→ **RECORDED DATA**
'''
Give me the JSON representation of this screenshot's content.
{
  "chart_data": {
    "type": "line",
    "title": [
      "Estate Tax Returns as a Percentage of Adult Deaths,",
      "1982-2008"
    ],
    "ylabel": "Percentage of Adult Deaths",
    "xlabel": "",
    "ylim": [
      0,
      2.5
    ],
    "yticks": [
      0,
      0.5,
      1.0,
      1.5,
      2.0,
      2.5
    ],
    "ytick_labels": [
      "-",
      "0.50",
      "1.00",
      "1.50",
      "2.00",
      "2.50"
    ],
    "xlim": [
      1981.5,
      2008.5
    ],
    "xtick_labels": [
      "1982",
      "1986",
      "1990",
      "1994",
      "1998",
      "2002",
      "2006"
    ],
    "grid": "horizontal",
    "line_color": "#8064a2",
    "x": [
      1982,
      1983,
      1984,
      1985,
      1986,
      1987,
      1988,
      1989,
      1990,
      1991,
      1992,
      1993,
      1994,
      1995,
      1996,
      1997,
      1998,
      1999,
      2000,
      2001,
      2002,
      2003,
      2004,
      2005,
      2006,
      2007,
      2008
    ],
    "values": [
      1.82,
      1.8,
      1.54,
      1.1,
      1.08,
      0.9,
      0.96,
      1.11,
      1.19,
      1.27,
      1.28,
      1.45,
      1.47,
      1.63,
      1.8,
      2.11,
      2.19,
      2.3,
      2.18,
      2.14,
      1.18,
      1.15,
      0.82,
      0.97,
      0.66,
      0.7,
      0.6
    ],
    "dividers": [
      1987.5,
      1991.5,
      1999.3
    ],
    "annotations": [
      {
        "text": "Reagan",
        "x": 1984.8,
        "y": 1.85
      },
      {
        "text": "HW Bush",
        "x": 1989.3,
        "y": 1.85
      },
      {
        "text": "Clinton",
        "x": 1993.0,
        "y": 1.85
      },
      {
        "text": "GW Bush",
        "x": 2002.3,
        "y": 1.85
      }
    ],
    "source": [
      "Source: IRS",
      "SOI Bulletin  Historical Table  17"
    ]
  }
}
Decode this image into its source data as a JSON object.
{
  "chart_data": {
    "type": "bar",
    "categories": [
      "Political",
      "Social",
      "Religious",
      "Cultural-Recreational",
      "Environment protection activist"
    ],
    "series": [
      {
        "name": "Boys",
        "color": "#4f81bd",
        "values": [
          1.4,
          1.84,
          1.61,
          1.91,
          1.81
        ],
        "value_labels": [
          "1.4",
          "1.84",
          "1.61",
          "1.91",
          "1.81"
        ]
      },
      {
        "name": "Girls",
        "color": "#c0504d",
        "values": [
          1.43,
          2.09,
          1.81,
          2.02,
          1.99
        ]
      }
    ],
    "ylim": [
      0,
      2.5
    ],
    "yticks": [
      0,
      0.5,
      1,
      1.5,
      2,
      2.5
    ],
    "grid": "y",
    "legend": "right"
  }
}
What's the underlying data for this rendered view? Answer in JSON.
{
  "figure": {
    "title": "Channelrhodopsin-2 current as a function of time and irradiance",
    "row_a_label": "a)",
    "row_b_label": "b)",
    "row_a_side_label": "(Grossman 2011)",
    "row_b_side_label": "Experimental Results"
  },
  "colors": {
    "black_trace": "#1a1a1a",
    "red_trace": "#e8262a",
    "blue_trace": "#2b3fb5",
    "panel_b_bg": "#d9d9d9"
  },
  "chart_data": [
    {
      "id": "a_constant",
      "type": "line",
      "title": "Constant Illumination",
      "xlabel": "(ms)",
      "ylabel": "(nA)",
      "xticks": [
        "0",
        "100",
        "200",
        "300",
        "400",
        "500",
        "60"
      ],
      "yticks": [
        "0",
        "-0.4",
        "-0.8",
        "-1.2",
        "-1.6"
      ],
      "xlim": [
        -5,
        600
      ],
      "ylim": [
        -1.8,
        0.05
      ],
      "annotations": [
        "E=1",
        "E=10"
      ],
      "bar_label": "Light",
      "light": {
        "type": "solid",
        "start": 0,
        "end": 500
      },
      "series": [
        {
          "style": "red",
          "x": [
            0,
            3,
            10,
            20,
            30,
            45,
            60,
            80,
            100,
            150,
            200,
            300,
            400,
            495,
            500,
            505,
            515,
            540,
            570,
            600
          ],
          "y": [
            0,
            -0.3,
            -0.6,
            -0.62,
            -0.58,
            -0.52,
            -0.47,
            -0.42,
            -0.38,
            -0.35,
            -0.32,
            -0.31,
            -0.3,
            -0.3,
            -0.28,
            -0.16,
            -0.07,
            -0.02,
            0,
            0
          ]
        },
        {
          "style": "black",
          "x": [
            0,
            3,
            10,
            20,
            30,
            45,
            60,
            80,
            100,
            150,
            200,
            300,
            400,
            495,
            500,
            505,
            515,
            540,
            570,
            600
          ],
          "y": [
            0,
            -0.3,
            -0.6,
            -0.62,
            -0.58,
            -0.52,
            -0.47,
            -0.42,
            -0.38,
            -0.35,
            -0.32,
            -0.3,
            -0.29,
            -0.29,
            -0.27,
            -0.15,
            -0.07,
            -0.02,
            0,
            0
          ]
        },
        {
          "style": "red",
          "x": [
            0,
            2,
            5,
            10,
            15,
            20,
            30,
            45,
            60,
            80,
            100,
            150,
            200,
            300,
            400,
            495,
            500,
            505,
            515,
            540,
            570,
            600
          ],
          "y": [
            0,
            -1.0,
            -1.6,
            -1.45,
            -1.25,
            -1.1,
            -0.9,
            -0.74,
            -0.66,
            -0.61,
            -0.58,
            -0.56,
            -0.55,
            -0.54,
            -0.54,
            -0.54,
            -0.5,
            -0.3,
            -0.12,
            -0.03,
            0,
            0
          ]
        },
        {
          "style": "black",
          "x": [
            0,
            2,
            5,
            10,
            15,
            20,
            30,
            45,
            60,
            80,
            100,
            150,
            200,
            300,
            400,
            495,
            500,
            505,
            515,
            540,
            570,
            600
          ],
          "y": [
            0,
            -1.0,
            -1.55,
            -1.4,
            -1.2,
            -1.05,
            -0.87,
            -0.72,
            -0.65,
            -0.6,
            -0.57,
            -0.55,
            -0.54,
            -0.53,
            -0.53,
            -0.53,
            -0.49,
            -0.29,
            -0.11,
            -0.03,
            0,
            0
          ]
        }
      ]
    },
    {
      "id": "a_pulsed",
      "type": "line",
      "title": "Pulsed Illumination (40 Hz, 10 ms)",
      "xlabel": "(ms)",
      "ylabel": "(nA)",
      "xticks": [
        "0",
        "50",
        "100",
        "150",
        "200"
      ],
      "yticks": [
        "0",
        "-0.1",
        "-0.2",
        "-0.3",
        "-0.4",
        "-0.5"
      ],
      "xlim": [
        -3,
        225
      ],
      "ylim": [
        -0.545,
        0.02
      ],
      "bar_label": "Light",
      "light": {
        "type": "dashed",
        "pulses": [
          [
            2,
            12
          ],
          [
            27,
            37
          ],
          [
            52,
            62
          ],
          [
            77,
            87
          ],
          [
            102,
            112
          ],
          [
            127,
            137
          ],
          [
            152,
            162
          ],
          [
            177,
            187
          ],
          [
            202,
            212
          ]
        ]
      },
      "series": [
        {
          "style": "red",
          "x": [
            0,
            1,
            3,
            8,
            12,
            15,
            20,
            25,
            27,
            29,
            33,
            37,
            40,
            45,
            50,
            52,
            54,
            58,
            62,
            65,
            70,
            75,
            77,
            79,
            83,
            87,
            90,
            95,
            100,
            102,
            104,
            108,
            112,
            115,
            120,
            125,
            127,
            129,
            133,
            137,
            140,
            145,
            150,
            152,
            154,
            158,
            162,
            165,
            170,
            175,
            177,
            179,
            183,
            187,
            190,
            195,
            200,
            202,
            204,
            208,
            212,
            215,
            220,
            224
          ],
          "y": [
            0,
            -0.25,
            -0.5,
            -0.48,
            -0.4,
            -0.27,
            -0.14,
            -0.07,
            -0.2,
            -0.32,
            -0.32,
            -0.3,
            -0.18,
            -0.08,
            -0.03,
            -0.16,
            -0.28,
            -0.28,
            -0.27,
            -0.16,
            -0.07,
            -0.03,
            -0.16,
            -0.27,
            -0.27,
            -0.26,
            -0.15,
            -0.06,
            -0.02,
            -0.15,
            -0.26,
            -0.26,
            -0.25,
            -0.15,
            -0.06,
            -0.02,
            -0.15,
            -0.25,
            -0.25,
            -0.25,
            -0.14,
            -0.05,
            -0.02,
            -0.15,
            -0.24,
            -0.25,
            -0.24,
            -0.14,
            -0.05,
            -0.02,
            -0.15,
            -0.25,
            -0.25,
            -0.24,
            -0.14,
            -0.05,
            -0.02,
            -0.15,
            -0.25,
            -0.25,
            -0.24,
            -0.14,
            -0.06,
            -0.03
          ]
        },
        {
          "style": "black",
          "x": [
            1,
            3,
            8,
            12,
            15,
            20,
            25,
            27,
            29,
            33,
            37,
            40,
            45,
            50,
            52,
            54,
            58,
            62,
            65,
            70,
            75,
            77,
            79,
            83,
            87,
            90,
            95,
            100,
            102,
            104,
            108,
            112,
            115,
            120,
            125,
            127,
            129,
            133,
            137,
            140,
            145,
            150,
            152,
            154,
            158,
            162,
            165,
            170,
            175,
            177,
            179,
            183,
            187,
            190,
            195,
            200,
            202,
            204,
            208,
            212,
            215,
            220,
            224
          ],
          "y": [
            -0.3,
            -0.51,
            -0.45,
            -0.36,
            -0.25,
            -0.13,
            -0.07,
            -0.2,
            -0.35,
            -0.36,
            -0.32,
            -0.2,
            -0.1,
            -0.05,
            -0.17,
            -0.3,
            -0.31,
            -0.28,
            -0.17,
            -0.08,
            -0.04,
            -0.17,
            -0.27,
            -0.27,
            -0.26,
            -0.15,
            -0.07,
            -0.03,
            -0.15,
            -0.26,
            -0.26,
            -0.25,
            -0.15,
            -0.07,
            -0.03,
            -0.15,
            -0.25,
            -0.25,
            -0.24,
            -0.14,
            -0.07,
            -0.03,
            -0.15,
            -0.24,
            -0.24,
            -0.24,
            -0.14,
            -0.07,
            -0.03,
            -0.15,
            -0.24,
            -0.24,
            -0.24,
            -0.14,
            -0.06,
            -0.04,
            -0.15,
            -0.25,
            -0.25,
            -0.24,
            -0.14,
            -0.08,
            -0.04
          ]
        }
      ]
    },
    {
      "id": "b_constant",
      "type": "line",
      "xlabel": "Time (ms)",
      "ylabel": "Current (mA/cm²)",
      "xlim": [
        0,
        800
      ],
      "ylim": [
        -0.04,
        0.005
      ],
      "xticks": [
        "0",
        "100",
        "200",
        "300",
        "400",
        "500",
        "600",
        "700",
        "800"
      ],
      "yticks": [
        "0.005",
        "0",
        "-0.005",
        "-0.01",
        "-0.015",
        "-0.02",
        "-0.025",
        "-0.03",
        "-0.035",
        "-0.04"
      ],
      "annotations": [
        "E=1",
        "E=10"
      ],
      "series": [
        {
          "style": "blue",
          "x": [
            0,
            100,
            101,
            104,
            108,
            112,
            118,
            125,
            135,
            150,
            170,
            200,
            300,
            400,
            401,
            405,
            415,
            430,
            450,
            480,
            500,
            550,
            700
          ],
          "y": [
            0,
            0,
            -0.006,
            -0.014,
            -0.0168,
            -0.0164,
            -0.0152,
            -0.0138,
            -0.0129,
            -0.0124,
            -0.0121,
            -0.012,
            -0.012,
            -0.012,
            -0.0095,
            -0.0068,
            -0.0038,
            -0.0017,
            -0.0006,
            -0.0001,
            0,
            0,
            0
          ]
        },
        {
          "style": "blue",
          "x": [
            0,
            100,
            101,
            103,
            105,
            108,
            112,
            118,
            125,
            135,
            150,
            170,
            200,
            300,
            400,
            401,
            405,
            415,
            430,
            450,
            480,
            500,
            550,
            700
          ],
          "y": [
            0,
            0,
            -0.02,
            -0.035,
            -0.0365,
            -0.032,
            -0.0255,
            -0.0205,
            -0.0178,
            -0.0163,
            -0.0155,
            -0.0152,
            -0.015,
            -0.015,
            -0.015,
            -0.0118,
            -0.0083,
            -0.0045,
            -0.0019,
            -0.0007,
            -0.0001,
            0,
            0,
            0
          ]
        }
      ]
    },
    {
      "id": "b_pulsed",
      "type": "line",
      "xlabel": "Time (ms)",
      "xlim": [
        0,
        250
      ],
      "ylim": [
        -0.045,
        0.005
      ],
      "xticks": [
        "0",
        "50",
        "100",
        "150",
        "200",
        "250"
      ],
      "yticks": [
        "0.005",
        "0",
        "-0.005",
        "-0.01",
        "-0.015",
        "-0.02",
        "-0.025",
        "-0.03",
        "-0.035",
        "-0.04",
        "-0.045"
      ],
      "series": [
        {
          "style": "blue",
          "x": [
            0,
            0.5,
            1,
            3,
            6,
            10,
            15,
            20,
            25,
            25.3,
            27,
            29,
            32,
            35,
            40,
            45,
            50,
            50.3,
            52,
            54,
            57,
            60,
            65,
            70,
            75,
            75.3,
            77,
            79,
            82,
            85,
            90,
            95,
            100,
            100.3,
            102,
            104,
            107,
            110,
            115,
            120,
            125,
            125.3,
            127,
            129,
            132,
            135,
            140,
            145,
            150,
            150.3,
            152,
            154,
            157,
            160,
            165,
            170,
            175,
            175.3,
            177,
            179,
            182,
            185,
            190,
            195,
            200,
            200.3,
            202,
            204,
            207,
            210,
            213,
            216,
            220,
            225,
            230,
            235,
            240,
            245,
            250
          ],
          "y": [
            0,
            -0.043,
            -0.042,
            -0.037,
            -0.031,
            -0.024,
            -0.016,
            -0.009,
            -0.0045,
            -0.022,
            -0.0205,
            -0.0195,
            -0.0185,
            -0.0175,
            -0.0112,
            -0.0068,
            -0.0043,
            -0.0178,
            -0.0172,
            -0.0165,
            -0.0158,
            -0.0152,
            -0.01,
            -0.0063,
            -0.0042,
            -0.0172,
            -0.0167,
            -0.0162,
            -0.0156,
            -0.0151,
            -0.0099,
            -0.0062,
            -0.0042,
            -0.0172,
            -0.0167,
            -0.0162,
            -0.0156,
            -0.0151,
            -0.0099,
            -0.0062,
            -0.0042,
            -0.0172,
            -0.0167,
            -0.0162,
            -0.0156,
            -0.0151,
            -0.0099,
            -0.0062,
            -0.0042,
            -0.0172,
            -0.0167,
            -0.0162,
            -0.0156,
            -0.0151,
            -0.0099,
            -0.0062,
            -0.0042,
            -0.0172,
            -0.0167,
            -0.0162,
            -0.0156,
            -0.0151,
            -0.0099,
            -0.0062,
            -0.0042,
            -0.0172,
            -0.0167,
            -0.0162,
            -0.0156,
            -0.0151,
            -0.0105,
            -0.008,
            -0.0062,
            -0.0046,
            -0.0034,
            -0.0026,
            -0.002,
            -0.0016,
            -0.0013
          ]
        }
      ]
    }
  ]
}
'''
Provide only the number of lines in the entries that hold the word "ylabel".

4